> **PROBLEM DETAILS**
The complete listing should be restated exactly.

Figure collection entries
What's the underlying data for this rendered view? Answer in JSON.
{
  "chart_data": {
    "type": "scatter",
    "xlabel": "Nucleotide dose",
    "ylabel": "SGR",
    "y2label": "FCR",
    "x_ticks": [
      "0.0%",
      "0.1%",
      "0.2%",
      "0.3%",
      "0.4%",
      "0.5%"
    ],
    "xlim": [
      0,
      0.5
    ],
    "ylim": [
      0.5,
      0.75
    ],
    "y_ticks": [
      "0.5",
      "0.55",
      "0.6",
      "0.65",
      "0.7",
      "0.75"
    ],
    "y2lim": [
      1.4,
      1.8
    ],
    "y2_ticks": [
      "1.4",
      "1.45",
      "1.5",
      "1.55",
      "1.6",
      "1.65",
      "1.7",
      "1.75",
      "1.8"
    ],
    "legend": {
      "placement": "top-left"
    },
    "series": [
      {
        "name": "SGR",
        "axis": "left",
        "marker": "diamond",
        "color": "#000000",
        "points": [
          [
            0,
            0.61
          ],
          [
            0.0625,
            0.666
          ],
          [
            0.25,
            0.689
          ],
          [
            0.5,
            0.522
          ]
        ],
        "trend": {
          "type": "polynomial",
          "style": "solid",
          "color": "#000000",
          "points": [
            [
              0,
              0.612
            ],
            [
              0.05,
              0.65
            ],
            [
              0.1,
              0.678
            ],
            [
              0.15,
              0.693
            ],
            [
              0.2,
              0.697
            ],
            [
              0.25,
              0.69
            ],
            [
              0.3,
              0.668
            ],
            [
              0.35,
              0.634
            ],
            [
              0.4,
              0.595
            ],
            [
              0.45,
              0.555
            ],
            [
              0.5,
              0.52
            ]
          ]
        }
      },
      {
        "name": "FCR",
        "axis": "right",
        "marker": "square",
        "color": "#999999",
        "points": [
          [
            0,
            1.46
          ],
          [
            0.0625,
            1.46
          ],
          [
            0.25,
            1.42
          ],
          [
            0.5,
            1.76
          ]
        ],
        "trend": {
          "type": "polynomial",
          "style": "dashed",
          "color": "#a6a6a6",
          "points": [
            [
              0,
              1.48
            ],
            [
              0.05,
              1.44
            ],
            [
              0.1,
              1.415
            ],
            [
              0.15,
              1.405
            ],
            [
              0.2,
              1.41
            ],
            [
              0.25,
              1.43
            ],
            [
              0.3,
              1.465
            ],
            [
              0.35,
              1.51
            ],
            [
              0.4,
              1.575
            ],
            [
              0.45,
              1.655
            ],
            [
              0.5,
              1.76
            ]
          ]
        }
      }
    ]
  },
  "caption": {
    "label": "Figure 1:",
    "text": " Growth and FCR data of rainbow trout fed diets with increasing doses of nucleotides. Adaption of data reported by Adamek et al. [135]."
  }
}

> **SOLUTION FOR THIS TASK**
What's the underlying data for this rendered view? Answer in JSON.
{
  "chart_data": {
    "type": "scatter",
    "xlabel": "Nucleotide dose",
    "ylabel": "SGR",
    "y2label": "FCR",
    "x_ticks": [
      "0.0%",
      "0.1%",
      "0.2%",
      "0.3%",
      "0.4%",
      "0.5%"
    ],
    "xlim": [
      0,
      0.5
    ],
    "ylim": [
      0.5,
      0.75
    ],
    "y_ticks": [
      "0.5",
      "0.55",
      "0.6",
      "0.65",
      "0.7",
      "0.75"
    ],
    "y2lim": [
      1.4,
      1.8
    ],
    "y2_ticks": [
      "1.4",
      "1.45",
      "1.5",
      "1.55",
      "1.6",
      "1.65",
      "1.7",
      "1.75",
      "1.8"
    ],
    "legend": {
      "placement": "top-left"
    },
    "series": [
      {
        "name": "SGR",
        "axis": "left",
        "marker": "diamond",
        "color": "#000000",
        "points": [
          [
            0,
            0.61
          ],
          [
            0.0625,
            0.666
          ],
          [
            0.25,
            0.689
          ],
          [
            0.5,
            0.522
          ]
        ],
        "trend": {
          "type": "polynomial",
          "style": "solid",
          "color": "#000000",
          "points": [
            [
              0,
              0.612
            ],
            [
              0.05,
              0.65
            ],
            [
              0.1,
              0.678
            ],
            [
              0.15,
              0.693
            ],
            [
              0.2,
              0.697
            ],
            [
              0.25,
              0.69
            ],
            [
              0.3,
              0.668
            ],
            [
              0.35,
              0.634
            ],
            [
              0.4,
              0.595
            ],
            [
              0.45,
              0.555
            ],
            [
              0.5,
              0.52
            ]
          ]
        }
      },
      {
        "name": "FCR",
        "axis": "right",
        "marker": "square",
        "color": "#999999",
        "points": [
          [
            0,
            1.46
          ],
          [
            0.0625,
            1.46
          ],
          [
            0.25,
            1.42
          ],
          [
            0.5,
            1.76
          ]
        ],
        "trend": {
          "type": "polynomial",
          "style": "dashed",
          "color": "#a6a6a6",
          "points": [
            [
              0,
              1.48
            ],
            [
              0.05,
              1.44
            ],
            [
              0.1,
              1.415
            ],
            [
              0.15,
              1.405
            ],
            [
              0.2,
              1.41
            ],
            [
              0.25,
              1.43
            ],
            [
              0.3,
              1.465
            ],
            [
              0.35,
              1.51
            ],
            [
              0.4,
              1.575
            ],
            [
              0.45,
              1.655
            ],
            [
              0.5,
              1.76
            ]
          ]
        }
      }
    ]
  },
  "caption": {
    "label": "Figure 1:",
    "text": " Growth and FCR data of rainbow trout fed diets with increasing doses of nucleotides. Adaption of data reported by Adamek et al. [135]."
  }
}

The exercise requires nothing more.